_Records provided_
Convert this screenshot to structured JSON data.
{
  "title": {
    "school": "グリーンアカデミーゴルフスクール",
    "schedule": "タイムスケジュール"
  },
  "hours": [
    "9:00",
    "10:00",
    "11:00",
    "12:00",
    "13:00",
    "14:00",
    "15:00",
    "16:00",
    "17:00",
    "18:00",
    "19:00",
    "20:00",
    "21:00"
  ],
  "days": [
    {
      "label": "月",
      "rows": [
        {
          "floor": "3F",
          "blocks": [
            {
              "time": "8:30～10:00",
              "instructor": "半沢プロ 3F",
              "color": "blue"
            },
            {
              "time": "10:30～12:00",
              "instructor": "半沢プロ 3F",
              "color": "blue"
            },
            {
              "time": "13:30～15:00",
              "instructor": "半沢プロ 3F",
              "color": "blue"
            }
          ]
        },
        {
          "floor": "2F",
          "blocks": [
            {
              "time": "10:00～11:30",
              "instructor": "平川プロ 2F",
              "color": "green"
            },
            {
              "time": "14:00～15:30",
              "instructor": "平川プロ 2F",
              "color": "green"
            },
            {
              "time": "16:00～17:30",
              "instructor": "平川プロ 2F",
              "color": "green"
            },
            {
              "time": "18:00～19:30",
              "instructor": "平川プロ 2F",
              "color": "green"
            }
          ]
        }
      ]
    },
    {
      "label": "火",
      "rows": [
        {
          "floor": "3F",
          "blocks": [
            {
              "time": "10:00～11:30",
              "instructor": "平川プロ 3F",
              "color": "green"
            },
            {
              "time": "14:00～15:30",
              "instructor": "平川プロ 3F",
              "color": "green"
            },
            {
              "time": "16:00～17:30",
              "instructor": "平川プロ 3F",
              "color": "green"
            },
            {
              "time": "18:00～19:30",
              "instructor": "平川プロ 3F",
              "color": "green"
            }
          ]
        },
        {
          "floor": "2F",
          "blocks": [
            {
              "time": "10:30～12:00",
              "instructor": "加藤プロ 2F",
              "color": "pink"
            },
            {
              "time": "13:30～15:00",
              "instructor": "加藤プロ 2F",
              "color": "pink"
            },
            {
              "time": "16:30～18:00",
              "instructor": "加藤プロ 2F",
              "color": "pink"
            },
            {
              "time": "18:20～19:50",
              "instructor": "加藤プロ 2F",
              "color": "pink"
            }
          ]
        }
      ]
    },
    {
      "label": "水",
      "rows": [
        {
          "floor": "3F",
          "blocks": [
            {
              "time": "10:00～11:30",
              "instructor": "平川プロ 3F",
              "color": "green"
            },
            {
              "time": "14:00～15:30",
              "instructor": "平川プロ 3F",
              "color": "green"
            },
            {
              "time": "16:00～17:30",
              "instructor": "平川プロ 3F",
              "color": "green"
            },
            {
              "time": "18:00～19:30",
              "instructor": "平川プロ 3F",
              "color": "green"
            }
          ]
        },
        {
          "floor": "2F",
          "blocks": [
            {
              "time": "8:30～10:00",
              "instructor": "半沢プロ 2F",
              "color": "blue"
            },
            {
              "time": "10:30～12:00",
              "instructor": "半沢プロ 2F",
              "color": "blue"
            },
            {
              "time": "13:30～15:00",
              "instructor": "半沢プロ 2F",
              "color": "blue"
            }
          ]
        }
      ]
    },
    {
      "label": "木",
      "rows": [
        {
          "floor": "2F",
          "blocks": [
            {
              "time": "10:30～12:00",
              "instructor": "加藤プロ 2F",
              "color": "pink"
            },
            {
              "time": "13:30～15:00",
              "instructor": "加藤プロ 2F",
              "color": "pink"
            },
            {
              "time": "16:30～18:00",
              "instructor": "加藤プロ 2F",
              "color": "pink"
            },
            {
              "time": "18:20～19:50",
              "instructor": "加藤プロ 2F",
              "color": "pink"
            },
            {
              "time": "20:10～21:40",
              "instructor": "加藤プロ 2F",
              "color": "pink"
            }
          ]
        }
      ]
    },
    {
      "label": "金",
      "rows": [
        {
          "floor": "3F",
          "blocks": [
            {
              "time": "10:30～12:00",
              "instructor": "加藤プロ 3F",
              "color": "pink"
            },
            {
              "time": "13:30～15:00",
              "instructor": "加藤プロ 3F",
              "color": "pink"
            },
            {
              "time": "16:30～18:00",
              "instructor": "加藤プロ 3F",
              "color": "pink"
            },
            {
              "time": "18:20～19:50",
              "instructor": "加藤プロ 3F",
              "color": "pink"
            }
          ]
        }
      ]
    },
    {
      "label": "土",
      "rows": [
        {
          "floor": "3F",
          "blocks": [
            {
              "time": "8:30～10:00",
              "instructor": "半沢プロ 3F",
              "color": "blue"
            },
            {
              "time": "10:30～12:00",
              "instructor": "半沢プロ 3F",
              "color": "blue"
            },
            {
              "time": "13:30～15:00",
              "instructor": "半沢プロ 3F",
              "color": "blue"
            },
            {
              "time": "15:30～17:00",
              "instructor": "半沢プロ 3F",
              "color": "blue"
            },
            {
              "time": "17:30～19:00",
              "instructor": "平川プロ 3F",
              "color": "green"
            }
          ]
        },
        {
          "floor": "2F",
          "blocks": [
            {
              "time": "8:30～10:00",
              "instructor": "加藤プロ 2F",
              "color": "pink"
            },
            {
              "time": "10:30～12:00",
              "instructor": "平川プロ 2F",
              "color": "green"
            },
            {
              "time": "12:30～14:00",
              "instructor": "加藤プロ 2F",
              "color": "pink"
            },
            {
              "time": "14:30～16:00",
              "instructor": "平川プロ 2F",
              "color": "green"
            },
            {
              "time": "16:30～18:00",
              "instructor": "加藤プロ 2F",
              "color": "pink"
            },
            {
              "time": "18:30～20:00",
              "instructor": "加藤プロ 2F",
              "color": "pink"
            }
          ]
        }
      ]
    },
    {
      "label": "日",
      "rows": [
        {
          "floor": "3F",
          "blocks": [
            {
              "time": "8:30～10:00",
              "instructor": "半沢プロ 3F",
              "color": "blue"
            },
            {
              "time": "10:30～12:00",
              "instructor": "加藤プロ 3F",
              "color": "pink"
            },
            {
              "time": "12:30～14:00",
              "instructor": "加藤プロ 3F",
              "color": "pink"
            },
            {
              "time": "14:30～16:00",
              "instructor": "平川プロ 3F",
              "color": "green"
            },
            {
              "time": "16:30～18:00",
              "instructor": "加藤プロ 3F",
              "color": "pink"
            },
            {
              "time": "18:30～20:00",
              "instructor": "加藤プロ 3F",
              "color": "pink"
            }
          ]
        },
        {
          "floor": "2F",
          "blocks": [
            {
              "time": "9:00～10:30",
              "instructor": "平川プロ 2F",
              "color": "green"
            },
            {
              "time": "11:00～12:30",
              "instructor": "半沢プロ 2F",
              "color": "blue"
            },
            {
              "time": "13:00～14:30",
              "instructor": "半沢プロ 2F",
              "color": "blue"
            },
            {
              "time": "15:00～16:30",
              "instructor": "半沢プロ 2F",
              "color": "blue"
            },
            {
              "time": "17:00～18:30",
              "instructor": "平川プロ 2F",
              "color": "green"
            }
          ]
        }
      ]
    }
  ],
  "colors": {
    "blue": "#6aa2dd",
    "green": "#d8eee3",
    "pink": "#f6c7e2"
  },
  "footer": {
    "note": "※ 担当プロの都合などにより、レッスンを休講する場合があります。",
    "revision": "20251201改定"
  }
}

* * *

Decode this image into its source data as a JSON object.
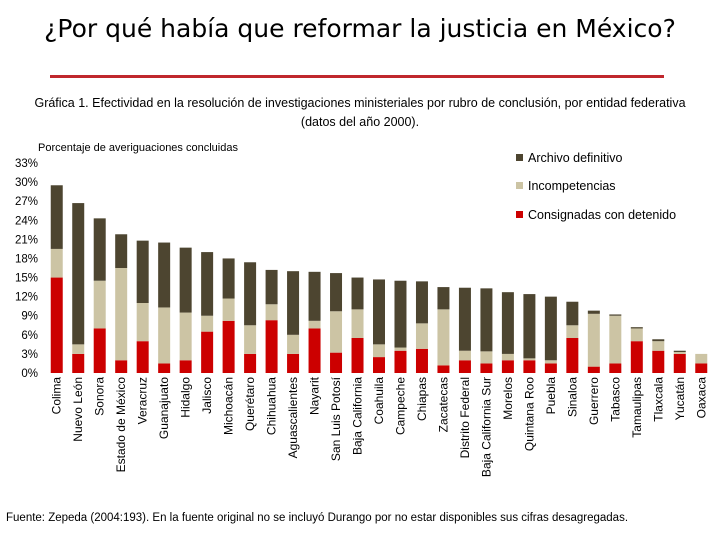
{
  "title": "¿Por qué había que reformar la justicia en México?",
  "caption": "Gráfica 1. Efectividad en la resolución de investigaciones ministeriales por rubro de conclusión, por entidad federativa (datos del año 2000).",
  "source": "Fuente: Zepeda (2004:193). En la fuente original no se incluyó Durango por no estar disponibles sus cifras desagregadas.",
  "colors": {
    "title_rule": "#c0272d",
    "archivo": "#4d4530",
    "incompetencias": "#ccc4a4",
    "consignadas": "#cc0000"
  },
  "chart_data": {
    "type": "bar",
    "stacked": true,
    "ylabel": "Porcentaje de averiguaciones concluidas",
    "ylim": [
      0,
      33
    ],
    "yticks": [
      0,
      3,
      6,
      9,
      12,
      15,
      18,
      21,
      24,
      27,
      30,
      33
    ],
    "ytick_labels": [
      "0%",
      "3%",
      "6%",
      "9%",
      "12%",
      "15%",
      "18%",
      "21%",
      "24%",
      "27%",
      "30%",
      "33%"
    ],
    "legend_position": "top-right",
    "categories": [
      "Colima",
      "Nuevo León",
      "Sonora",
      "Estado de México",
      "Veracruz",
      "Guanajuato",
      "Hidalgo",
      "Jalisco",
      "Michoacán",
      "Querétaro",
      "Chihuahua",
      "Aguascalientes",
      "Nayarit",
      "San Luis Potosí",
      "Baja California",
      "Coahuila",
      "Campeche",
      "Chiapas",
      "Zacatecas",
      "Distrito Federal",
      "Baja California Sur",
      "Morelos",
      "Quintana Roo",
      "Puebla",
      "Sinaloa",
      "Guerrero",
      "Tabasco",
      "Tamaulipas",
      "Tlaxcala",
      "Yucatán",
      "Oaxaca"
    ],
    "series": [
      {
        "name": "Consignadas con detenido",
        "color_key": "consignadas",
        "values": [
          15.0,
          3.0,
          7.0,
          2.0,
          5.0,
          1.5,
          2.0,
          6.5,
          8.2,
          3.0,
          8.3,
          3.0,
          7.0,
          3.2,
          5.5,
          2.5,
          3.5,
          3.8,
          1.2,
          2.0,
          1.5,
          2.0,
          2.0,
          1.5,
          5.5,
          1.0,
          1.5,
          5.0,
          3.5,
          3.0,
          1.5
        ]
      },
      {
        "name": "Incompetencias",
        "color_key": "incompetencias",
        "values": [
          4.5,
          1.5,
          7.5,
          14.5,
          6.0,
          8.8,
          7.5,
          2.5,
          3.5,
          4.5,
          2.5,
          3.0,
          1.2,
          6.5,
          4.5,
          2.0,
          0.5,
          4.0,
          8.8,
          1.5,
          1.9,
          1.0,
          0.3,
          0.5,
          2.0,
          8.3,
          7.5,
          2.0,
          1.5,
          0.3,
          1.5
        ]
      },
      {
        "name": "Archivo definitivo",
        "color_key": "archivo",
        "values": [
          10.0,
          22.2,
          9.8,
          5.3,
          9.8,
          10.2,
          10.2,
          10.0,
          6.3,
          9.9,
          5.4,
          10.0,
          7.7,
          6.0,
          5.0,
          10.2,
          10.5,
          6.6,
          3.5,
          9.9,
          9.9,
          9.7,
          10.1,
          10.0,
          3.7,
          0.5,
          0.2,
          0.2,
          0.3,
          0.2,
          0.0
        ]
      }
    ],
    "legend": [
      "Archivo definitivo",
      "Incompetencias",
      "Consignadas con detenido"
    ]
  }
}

_Task_
Extract all lines from the material above that include the word "California".

_Exercise solution_
      "Baja California",
      "Baja California Sur",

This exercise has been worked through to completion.